Copy out each line below that has the word "大阪方面" in it.
### Material provided
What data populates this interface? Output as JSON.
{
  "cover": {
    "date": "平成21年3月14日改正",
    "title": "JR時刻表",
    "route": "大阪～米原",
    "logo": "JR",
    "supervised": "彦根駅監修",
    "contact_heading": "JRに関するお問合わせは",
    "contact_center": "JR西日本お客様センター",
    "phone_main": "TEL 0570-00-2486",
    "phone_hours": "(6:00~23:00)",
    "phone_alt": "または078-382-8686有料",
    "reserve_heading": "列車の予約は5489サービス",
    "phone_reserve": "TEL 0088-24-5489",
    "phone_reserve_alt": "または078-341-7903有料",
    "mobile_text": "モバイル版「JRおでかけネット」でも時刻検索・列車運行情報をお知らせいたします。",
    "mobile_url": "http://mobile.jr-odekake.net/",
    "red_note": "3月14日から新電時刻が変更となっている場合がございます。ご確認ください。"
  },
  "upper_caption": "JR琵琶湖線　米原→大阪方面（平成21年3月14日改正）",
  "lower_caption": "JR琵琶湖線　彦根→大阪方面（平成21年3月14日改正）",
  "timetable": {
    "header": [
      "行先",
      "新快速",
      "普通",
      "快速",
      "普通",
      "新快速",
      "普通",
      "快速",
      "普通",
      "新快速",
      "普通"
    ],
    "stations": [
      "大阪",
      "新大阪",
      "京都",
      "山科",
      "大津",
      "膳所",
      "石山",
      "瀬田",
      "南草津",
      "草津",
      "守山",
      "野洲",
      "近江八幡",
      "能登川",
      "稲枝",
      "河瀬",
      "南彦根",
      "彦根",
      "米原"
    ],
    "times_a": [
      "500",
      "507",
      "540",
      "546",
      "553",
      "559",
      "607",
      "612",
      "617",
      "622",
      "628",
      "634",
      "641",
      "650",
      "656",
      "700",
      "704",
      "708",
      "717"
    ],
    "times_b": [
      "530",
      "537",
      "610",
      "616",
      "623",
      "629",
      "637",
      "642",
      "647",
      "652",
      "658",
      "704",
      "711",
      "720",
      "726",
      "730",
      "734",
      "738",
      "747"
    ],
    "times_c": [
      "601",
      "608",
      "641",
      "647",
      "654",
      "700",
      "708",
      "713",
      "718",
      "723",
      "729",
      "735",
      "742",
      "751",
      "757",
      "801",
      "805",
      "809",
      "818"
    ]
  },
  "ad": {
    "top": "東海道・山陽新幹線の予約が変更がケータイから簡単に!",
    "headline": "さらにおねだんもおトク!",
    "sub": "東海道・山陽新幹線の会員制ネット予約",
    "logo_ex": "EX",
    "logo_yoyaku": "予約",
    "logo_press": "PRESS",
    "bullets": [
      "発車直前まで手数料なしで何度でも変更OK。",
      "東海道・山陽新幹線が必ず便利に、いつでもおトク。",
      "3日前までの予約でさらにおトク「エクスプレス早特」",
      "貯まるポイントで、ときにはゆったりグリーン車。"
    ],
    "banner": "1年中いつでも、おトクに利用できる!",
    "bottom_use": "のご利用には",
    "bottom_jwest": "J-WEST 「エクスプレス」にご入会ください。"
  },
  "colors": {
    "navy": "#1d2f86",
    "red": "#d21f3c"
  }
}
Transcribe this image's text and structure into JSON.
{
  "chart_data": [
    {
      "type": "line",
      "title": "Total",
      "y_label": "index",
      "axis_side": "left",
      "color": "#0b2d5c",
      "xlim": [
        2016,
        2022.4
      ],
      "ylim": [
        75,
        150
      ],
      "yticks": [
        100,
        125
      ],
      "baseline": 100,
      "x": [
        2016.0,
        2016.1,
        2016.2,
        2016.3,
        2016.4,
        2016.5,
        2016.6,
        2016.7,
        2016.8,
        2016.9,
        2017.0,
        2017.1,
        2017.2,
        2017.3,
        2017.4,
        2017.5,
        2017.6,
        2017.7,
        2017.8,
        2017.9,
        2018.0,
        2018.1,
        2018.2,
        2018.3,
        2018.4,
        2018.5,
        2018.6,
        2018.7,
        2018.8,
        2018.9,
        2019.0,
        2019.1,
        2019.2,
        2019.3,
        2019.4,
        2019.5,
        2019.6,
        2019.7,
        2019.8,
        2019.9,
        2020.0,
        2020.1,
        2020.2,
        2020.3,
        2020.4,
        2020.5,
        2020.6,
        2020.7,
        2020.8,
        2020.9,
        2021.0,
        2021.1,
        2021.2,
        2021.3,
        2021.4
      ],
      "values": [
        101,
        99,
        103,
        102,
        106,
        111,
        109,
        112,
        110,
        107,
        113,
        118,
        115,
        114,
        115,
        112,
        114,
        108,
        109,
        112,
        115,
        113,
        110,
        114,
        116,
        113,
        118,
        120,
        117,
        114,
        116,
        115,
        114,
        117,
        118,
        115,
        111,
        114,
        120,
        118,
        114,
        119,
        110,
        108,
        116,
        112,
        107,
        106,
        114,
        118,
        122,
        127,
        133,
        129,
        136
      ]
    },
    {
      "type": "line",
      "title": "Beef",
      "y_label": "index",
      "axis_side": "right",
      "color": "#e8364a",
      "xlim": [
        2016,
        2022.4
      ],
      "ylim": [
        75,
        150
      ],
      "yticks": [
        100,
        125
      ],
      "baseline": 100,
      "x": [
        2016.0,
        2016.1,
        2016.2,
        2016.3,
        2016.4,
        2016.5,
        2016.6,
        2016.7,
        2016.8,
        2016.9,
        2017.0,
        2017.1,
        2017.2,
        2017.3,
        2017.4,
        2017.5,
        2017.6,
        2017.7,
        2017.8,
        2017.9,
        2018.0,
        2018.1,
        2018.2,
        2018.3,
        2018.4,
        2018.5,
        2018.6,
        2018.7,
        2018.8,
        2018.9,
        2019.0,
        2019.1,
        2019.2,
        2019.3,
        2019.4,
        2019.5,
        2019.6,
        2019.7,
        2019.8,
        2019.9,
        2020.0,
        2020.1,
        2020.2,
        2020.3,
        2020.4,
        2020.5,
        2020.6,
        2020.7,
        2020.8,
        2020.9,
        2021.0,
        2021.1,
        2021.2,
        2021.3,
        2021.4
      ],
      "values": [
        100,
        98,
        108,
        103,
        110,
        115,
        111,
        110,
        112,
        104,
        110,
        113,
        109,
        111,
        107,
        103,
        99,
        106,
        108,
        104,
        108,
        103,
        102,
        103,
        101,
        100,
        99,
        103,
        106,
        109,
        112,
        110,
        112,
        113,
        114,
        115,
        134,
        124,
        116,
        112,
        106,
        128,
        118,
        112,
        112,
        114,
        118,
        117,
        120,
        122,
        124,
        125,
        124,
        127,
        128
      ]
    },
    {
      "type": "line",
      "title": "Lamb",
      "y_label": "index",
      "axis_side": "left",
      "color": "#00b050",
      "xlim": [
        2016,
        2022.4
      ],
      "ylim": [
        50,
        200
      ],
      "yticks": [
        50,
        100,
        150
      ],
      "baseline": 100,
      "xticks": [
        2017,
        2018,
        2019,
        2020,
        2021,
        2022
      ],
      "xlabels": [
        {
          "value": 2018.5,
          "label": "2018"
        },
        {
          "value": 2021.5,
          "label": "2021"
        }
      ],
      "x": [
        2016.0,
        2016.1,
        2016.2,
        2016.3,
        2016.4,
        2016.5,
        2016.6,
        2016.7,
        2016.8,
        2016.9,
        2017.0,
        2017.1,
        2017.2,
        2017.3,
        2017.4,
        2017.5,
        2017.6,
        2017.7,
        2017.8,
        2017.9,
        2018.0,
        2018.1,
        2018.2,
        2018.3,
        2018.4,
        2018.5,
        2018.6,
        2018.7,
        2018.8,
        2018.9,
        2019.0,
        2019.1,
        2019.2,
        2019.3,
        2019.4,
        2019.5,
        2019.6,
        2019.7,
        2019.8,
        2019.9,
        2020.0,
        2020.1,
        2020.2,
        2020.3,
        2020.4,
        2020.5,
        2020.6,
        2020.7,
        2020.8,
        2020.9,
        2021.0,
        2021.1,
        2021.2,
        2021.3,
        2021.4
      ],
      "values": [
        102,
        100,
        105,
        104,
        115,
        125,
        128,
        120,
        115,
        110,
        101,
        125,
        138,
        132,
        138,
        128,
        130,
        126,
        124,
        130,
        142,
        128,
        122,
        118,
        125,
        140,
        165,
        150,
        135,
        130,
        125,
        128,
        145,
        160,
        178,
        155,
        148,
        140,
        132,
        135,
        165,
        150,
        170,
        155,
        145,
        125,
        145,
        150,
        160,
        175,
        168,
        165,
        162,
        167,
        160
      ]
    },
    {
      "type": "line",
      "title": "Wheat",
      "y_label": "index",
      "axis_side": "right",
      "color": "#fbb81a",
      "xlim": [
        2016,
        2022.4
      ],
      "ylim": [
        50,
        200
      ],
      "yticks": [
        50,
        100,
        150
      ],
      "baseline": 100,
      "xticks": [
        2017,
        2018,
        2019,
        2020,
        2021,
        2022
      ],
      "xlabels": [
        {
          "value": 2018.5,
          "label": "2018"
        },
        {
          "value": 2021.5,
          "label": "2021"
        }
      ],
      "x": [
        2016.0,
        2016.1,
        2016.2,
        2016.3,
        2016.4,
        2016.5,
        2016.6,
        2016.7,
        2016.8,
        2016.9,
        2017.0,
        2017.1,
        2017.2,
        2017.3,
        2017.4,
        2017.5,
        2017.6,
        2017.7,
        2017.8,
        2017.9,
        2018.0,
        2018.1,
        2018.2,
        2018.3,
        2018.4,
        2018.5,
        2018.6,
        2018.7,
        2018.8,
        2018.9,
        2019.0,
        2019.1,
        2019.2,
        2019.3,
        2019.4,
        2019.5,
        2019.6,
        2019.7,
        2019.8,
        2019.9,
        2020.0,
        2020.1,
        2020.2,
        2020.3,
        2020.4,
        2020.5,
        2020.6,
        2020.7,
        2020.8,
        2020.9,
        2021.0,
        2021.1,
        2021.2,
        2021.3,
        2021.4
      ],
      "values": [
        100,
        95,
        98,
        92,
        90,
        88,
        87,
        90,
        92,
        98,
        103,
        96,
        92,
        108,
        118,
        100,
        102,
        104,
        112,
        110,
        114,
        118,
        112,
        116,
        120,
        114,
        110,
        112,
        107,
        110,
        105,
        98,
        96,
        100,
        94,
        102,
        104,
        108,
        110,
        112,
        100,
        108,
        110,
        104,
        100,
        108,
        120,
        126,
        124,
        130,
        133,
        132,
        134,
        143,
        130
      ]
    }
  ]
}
######
Expected answer.
  "upper_caption": "JR琵琶湖線　米原→大阪方面（平成21年3月14日改正）",
  "lower_caption": "JR琵琶湖線　彦根→大阪方面（平成21年3月14日改正）",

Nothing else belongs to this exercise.